List every dimension on which the passage on AI and sustainability calls it wasteful to use a heavyweight generative model for a task that a purpose-built specialist model handles better.

--- Text passage ---
__________________________________________________

That's not a throwaway line. It's the sustainability argument made concrete.

AI and sustainability

Billy raised the environmental impact question, with Rahul adding "I like to think of generative AI as a tool that simplistically converts energy into intelligence. The more energy you put into it, the more intelligence you get out of it. The game everyone's playing is trying to find the right balance of how much energy you put in and how much intelligence you get out."

The practical consequence is that using a heavyweight generative model for a task that a purpose-built specialist model handles better is wasteful on every dimension: cost, speed, environmental impact, and often accuracy.

Red Sift has three levers in this space. First, not everything uses generative AI. Face recognition and logo detection run on purpose-built models. Second, when generative AI is used, they select a model appropriate to the problem size. Third, they control the inputs going into the model, which directly controls energy consumption.

On carbon reporting for customers, Rahul said Red Sift is actively building the capability internally but it's not yet customer-facing. "We hope to be able to expose that directly to customers in the future, especially for those with tight carbon reporting requirements. It doesn't seem to be a burning ask from anyone today, but it is something we hope to report on in the near future."

If your organization has sustainability reporting requirements, this is worth flagging to your Red Sift customer success manager.

__________________________________________________

--- Information given ---
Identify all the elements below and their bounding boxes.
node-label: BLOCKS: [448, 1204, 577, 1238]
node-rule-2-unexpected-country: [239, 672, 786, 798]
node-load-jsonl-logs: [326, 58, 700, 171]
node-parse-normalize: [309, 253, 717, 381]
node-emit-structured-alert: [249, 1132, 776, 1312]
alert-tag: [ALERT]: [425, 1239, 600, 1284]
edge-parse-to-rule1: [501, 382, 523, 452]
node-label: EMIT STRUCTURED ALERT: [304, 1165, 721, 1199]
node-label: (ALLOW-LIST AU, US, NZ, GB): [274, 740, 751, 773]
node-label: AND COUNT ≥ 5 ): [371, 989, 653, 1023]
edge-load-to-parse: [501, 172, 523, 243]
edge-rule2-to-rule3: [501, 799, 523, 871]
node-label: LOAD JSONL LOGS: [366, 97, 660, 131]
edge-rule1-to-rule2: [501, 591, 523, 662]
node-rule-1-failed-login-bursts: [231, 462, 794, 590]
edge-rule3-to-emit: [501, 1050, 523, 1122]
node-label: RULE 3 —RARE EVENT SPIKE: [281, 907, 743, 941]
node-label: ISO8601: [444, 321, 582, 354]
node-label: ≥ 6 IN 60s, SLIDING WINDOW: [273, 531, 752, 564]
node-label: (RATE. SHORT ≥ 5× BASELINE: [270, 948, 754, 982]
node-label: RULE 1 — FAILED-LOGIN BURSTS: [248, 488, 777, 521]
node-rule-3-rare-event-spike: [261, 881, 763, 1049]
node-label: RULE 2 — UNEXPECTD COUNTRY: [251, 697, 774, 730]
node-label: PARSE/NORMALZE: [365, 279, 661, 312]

__________________________________________________

--- Task output ---
- Cost
- Speed
- Environmental impact
- Accuracy (often)